**Provided entries**.
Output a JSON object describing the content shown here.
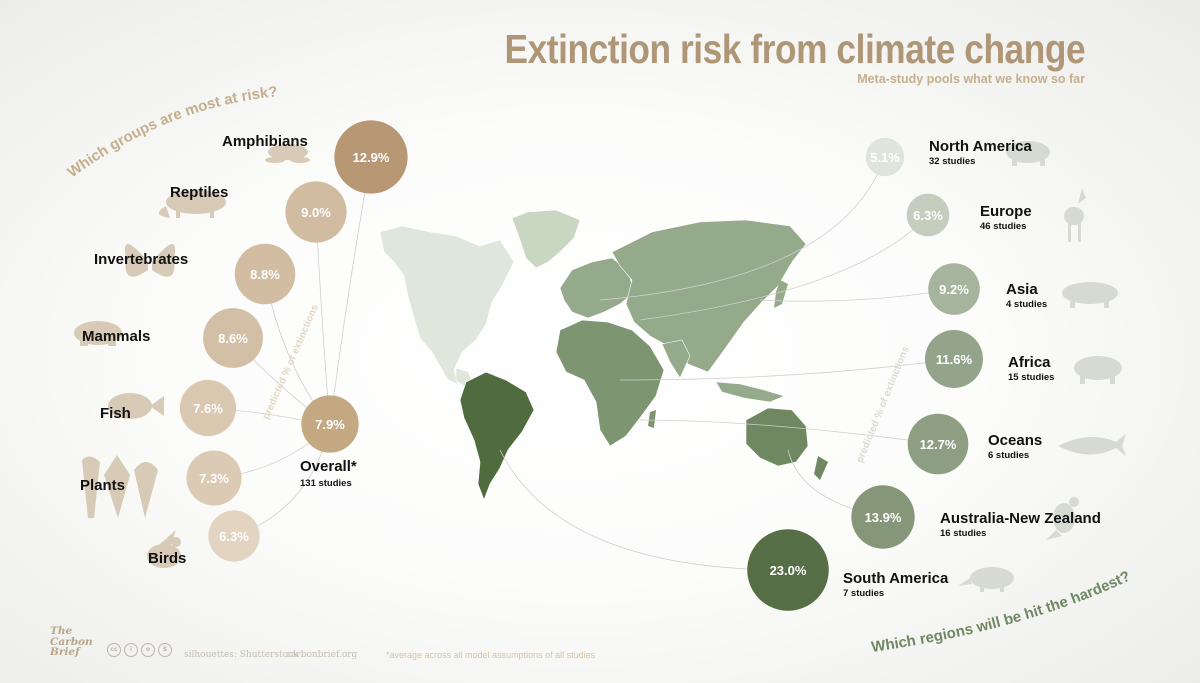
{
  "title": "Extinction risk from climate change",
  "subtitle": "Meta-study pools what we know so far",
  "left_heading": "Which groups are most at risk?",
  "right_heading": "Which regions will be hit the hardest?",
  "left_axis_note": "predicted % of extinctions",
  "right_axis_note": "predicted % of extinctions",
  "footnote": "*average across all model assumptions of all studies",
  "credits": {
    "silhouettes": "silhouettes: Shutterstock",
    "site": "carbonbrief.org"
  },
  "logo": {
    "line1": "The",
    "line2": "Carbon",
    "line3": "Brief"
  },
  "colors": {
    "tan": "#b89d7d",
    "green": "#566e45",
    "map_light": "#dfe6dc",
    "map_mid": "#95a98b",
    "map_dark": "#506b3d"
  },
  "chart_data": [
    {
      "type": "scatter",
      "title": "Which groups are most at risk?",
      "series": [
        {
          "name": "Amphibians",
          "value": 12.9,
          "label": "12.9%",
          "silhouette": "frog-icon"
        },
        {
          "name": "Reptiles",
          "value": 9.0,
          "label": "9.0%",
          "silhouette": "iguana-icon"
        },
        {
          "name": "Invertebrates",
          "value": 8.8,
          "label": "8.8%",
          "silhouette": "butterfly-icon"
        },
        {
          "name": "Mammals",
          "value": 8.6,
          "label": "8.6%",
          "silhouette": "bear-icon"
        },
        {
          "name": "Fish",
          "value": 7.6,
          "label": "7.6%",
          "silhouette": "fish-icon"
        },
        {
          "name": "Plants",
          "value": 7.3,
          "label": "7.3%",
          "silhouette": "trees-icon"
        },
        {
          "name": "Birds",
          "value": 6.3,
          "label": "6.3%",
          "silhouette": "bird-icon"
        }
      ],
      "overall": {
        "name": "Overall*",
        "value": 7.9,
        "label": "7.9%",
        "studies": "131 studies"
      }
    },
    {
      "type": "scatter",
      "title": "Which regions will be hit the hardest?",
      "series": [
        {
          "name": "North America",
          "value": 5.1,
          "label": "5.1%",
          "studies": "32 studies",
          "silhouette": "bison-icon"
        },
        {
          "name": "Europe",
          "value": 6.3,
          "label": "6.3%",
          "studies": "46 studies",
          "silhouette": "deer-icon"
        },
        {
          "name": "Asia",
          "value": 9.2,
          "label": "9.2%",
          "studies": "4 studies",
          "silhouette": "tiger-icon"
        },
        {
          "name": "Africa",
          "value": 11.6,
          "label": "11.6%",
          "studies": "15 studies",
          "silhouette": "hyena-icon"
        },
        {
          "name": "Oceans",
          "value": 12.7,
          "label": "12.7%",
          "studies": "6 studies",
          "silhouette": "whale-icon"
        },
        {
          "name": "Australia-New Zealand",
          "value": 13.9,
          "label": "13.9%",
          "studies": "16 studies",
          "silhouette": "kangaroo-icon"
        },
        {
          "name": "South America",
          "value": 23.0,
          "label": "23.0%",
          "studies": "7 studies",
          "silhouette": "anteater-icon"
        }
      ]
    }
  ]
}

**What the task requires**. Search the preceding listing for the word "most" and pull out every line that holds it.

**Written response**.
  "left_heading": "Which groups are most at risk?",
      "title": "Which groups are most at risk?",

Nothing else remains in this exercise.